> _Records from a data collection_
-- begin --
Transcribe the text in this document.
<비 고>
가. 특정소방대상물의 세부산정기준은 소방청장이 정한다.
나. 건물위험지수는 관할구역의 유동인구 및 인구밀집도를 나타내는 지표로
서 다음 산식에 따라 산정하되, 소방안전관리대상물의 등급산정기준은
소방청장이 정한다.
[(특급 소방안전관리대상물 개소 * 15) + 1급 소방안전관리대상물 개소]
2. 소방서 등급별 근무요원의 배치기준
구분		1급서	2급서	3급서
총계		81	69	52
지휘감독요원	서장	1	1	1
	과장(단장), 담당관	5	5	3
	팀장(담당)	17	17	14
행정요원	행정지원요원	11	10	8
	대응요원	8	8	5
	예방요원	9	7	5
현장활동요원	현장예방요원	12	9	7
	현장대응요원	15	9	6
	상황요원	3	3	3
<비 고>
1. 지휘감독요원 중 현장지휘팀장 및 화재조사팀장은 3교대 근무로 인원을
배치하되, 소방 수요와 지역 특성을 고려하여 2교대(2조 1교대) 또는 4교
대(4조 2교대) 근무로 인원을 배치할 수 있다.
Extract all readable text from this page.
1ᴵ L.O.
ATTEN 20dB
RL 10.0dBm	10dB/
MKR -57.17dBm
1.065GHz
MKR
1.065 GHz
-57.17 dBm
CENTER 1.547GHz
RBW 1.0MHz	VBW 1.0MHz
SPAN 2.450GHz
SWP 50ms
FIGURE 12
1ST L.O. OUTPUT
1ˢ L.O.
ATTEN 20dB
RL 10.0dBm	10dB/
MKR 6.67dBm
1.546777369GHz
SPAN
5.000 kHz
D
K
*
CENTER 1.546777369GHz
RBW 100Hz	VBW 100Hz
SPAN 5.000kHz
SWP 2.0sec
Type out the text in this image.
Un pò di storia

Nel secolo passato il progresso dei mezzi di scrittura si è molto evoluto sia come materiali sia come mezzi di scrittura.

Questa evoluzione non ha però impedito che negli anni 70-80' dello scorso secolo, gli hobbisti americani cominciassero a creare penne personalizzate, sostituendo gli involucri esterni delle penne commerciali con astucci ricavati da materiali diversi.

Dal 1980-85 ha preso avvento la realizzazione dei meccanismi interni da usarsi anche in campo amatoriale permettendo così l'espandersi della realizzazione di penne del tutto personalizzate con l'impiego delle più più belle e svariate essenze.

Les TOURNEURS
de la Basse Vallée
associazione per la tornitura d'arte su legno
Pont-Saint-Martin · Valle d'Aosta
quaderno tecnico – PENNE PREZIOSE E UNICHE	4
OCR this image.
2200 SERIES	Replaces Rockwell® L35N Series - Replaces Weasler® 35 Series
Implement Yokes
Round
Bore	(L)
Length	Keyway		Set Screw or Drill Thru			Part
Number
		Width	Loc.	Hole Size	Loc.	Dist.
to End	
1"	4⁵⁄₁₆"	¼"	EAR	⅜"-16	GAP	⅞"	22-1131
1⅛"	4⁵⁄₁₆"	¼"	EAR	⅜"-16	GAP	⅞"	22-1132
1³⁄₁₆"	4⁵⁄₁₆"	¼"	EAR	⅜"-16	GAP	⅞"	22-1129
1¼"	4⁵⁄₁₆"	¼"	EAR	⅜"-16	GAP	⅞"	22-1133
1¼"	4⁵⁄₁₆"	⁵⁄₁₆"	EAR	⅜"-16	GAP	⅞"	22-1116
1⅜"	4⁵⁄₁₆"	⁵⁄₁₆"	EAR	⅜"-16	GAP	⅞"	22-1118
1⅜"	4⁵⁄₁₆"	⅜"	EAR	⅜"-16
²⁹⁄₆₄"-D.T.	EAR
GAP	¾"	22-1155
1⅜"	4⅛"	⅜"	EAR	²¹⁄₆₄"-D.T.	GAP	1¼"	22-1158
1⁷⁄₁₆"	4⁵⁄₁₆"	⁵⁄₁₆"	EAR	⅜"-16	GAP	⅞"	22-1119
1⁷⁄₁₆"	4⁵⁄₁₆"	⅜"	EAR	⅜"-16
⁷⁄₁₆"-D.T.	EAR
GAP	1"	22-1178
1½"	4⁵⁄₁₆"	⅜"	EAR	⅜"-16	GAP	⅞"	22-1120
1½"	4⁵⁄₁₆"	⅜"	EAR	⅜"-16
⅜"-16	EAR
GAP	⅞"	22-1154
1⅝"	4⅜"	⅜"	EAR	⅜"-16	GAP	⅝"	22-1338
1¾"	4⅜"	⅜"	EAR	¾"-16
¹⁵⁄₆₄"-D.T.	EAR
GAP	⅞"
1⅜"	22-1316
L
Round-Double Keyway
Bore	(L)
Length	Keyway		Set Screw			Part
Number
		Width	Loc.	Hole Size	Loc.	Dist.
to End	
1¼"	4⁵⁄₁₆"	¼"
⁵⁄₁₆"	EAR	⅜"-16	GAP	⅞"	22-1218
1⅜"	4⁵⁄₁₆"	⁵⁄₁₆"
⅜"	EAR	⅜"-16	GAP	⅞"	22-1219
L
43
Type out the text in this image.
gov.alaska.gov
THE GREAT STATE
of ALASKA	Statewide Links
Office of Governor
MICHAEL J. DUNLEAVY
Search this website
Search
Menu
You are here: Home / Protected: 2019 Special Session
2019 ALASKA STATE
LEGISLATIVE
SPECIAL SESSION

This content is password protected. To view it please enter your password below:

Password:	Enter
-- end --
Copy out the whole listing exactly; please set it all down.

> _FULL ANSWER_
Transcribe the text in this document.
<비 고>
가. 특정소방대상물의 세부산정기준은 소방청장이 정한다.
나. 건물위험지수는 관할구역의 유동인구 및 인구밀집도를 나타내는 지표로
서 다음 산식에 따라 산정하되, 소방안전관리대상물의 등급산정기준은
소방청장이 정한다.
[(특급 소방안전관리대상물 개소 * 15) + 1급 소방안전관리대상물 개소]
2. 소방서 등급별 근무요원의 배치기준
구분		1급서	2급서	3급서
총계		81	69	52
지휘감독요원	서장	1	1	1
	과장(단장), 담당관	5	5	3
	팀장(담당)	17	17	14
행정요원	행정지원요원	11	10	8
	대응요원	8	8	5
	예방요원	9	7	5
현장활동요원	현장예방요원	12	9	7
	현장대응요원	15	9	6
	상황요원	3	3	3
<비 고>
1. 지휘감독요원 중 현장지휘팀장 및 화재조사팀장은 3교대 근무로 인원을
배치하되, 소방 수요와 지역 특성을 고려하여 2교대(2조 1교대) 또는 4교
대(4조 2교대) 근무로 인원을 배치할 수 있다.
Extract all readable text from this page.
1ᴵ L.O.
ATTEN 20dB
RL 10.0dBm	10dB/
MKR -57.17dBm
1.065GHz
MKR
1.065 GHz
-57.17 dBm
CENTER 1.547GHz
RBW 1.0MHz	VBW 1.0MHz
SPAN 2.450GHz
SWP 50ms
FIGURE 12
1ST L.O. OUTPUT
1ˢ L.O.
ATTEN 20dB
RL 10.0dBm	10dB/
MKR 6.67dBm
1.546777369GHz
SPAN
5.000 kHz
D
K
*
CENTER 1.546777369GHz
RBW 100Hz	VBW 100Hz
SPAN 5.000kHz
SWP 2.0sec
Type out the text in this image.
Un pò di storia

Nel secolo passato il progresso dei mezzi di scrittura si è molto evoluto sia come materiali sia come mezzi di scrittura.

Questa evoluzione non ha però impedito che negli anni 70-80' dello scorso secolo, gli hobbisti americani cominciassero a creare penne personalizzate, sostituendo gli involucri esterni delle penne commerciali con astucci ricavati da materiali diversi.

Dal 1980-85 ha preso avvento la realizzazione dei meccanismi interni da usarsi anche in campo amatoriale permettendo così l'espandersi della realizzazione di penne del tutto personalizzate con l'impiego delle più più belle e svariate essenze.

Les TOURNEURS
de la Basse Vallée
associazione per la tornitura d'arte su legno
Pont-Saint-Martin · Valle d'Aosta
quaderno tecnico – PENNE PREZIOSE E UNICHE	4
OCR this image.
2200 SERIES	Replaces Rockwell® L35N Series - Replaces Weasler® 35 Series
Implement Yokes
Round
Bore	(L)
Length	Keyway		Set Screw or Drill Thru			Part
Number
		Width	Loc.	Hole Size	Loc.	Dist.
to End	
1"	4⁵⁄₁₆"	¼"	EAR	⅜"-16	GAP	⅞"	22-1131
1⅛"	4⁵⁄₁₆"	¼"	EAR	⅜"-16	GAP	⅞"	22-1132
1³⁄₁₆"	4⁵⁄₁₆"	¼"	EAR	⅜"-16	GAP	⅞"	22-1129
1¼"	4⁵⁄₁₆"	¼"	EAR	⅜"-16	GAP	⅞"	22-1133
1¼"	4⁵⁄₁₆"	⁵⁄₁₆"	EAR	⅜"-16	GAP	⅞"	22-1116
1⅜"	4⁵⁄₁₆"	⁵⁄₁₆"	EAR	⅜"-16	GAP	⅞"	22-1118
1⅜"	4⁵⁄₁₆"	⅜"	EAR	⅜"-16
²⁹⁄₆₄"-D.T.	EAR
GAP	¾"	22-1155
1⅜"	4⅛"	⅜"	EAR	²¹⁄₆₄"-D.T.	GAP	1¼"	22-1158
1⁷⁄₁₆"	4⁵⁄₁₆"	⁵⁄₁₆"	EAR	⅜"-16	GAP	⅞"	22-1119
1⁷⁄₁₆"	4⁵⁄₁₆"	⅜"	EAR	⅜"-16
⁷⁄₁₆"-D.T.	EAR
GAP	1"	22-1178
1½"	4⁵⁄₁₆"	⅜"	EAR	⅜"-16	GAP	⅞"	22-1120
1½"	4⁵⁄₁₆"	⅜"	EAR	⅜"-16
⅜"-16	EAR
GAP	⅞"	22-1154
1⅝"	4⅜"	⅜"	EAR	⅜"-16	GAP	⅝"	22-1338
1¾"	4⅜"	⅜"	EAR	¾"-16
¹⁵⁄₆₄"-D.T.	EAR
GAP	⅞"
1⅜"	22-1316
L
Round-Double Keyway
Bore	(L)
Length	Keyway		Set Screw			Part
Number
		Width	Loc.	Hole Size	Loc.	Dist.
to End	
1¼"	4⁵⁄₁₆"	¼"
⁵⁄₁₆"	EAR	⅜"-16	GAP	⅞"	22-1218
1⅜"	4⁵⁄₁₆"	⁵⁄₁₆"
⅜"	EAR	⅜"-16	GAP	⅞"	22-1219
L
43
Type out the text in this image.
gov.alaska.gov
THE GREAT STATE
of ALASKA	Statewide Links
Office of Governor
MICHAEL J. DUNLEAVY
Search this website
Search
Menu
You are here: Home / Protected: 2019 Special Session
2019 ALASKA STATE
LEGISLATIVE
SPECIAL SESSION

This content is password protected. To view it please enter your password below:

Password:	Enter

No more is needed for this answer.